» **GOAL OF THE EXERCISE**
Put everything from the start of the data down to the line containing "x-tick-label: 1 [282, 432, 290, 446]" into a JSON list of strings, one string per line, leaving out blank lines.

» **DATASET EXCERPTS**

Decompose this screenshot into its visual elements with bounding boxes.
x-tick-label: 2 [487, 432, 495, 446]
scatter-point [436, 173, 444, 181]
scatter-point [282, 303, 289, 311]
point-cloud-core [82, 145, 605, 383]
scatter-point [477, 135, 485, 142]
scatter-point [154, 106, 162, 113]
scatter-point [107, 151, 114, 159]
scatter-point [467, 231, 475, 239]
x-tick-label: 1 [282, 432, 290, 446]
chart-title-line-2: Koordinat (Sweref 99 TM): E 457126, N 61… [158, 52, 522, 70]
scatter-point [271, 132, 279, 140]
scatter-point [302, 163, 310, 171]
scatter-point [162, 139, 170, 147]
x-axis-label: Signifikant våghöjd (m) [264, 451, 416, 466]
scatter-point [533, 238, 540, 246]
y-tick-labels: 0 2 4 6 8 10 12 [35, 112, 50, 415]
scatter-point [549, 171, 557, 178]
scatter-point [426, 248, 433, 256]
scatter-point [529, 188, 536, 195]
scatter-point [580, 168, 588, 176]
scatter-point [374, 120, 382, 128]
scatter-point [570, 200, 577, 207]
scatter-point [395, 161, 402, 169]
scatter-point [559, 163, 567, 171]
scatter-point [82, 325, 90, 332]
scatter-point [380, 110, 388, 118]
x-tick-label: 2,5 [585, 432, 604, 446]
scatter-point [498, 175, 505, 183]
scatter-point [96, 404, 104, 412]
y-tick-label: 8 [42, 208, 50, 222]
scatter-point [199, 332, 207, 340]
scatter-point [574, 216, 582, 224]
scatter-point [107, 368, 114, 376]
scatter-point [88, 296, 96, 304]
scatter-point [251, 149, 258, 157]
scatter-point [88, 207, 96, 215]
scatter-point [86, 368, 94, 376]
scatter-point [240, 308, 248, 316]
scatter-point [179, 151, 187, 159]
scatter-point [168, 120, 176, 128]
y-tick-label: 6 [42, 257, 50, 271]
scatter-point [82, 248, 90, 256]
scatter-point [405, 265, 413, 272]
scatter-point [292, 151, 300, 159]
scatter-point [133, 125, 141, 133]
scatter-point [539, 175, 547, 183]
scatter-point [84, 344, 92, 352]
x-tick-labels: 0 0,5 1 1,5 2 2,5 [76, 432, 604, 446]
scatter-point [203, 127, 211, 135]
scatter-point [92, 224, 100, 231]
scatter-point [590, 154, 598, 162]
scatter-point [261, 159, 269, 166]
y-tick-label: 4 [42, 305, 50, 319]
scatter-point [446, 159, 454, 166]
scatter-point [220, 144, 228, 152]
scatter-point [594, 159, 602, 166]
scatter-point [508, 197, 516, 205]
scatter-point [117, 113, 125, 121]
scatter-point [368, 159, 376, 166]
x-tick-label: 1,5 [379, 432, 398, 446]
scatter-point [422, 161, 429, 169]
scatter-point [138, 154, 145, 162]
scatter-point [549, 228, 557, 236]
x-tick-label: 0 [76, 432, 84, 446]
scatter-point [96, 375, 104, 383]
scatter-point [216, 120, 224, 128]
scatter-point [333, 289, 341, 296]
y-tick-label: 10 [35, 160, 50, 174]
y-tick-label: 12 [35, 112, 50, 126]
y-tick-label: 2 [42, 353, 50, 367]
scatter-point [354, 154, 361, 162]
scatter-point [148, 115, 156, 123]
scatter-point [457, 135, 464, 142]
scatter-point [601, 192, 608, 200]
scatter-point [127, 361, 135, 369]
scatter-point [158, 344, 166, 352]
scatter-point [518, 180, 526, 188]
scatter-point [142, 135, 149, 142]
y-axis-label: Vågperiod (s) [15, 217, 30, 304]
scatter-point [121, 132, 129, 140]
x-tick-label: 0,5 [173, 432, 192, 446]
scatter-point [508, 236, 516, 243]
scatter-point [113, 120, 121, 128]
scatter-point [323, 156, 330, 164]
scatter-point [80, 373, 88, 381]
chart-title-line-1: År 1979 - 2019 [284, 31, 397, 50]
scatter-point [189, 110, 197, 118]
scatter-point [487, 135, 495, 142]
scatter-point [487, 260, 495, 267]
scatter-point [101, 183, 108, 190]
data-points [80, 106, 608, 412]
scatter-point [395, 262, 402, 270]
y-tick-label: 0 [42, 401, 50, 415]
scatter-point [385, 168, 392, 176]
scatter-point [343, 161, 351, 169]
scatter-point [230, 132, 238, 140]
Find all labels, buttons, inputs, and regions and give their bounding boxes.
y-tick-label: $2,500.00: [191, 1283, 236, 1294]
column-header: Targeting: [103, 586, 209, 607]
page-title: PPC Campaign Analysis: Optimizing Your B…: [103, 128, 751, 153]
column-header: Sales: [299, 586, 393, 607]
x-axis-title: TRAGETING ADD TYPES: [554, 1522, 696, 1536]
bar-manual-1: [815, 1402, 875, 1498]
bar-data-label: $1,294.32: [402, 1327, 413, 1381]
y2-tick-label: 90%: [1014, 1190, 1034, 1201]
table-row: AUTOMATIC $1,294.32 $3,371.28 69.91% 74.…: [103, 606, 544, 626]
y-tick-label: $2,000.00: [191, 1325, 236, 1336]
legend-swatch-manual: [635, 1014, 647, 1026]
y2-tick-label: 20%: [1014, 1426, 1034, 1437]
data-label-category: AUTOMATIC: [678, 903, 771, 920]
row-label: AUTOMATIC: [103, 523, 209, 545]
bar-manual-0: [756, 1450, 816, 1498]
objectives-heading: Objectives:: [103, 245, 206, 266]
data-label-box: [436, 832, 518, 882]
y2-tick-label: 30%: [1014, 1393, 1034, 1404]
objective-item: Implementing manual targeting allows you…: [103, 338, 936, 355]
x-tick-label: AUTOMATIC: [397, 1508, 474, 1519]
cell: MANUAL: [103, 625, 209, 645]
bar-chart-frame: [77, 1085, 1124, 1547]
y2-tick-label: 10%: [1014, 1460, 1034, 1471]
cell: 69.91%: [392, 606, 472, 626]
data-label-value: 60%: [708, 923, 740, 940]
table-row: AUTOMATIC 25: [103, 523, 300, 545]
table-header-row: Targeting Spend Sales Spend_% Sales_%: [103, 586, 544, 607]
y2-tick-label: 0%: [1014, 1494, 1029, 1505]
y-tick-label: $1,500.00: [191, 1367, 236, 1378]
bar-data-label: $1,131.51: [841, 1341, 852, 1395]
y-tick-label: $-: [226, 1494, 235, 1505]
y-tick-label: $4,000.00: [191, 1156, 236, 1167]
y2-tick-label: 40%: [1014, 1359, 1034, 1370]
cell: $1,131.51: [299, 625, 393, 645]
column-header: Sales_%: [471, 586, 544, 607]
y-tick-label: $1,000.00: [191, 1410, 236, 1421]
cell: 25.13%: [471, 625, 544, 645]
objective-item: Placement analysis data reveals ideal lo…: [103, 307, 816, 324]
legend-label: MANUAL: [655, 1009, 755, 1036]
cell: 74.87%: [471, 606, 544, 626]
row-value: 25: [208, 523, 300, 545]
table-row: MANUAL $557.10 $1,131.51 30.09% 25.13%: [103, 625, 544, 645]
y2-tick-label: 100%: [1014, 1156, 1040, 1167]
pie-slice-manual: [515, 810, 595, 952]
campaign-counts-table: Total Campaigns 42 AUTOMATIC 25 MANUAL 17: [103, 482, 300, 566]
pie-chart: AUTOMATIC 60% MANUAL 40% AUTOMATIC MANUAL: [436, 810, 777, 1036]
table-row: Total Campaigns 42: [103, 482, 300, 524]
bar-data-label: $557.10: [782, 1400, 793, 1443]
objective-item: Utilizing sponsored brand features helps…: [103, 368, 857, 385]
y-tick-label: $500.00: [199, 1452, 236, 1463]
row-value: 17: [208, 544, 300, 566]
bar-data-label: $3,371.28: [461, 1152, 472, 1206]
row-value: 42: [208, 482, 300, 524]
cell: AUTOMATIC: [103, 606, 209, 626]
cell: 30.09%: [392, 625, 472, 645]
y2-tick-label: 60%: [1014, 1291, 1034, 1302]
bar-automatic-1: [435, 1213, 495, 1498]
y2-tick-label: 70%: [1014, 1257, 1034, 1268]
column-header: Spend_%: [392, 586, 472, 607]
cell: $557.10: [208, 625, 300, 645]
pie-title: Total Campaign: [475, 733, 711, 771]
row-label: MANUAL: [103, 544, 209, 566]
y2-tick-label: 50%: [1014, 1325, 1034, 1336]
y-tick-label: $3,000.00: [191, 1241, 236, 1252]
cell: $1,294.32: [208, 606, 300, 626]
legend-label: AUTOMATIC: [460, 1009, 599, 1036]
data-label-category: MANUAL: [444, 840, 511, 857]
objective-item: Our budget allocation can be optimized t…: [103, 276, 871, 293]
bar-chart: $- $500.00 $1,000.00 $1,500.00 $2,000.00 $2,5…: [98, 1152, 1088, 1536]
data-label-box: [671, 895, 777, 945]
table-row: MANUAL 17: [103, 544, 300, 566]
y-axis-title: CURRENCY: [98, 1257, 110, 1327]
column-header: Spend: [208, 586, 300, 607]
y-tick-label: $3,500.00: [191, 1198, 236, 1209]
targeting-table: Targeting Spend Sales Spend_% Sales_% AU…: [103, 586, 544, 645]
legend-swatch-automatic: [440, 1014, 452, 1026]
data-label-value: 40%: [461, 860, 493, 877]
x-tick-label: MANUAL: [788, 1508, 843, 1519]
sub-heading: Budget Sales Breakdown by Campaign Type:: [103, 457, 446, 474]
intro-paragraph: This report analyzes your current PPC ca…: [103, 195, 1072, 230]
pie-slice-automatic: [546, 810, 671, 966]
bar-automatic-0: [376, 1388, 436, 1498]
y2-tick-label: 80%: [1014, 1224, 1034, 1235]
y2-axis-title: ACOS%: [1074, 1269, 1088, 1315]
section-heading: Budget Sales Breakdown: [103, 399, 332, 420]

» **SOLUTION FOR THIS PROBLEM**
[
  "Decompose this screenshot into its visual elements with bounding boxes.",
  "x-tick-label: 2 [487, 432, 495, 446]",
  "scatter-point [436, 173, 444, 181]",
  "scatter-point [282, 303, 289, 311]",
  "point-cloud-core [82, 145, 605, 383]",
  "scatter-point [477, 135, 485, 142]",
  "scatter-point [154, 106, 162, 113]",
  "scatter-point [107, 151, 114, 159]",
  "scatter-point [467, 231, 475, 239]",
  "x-tick-label: 1 [282, 432, 290, 446]"
]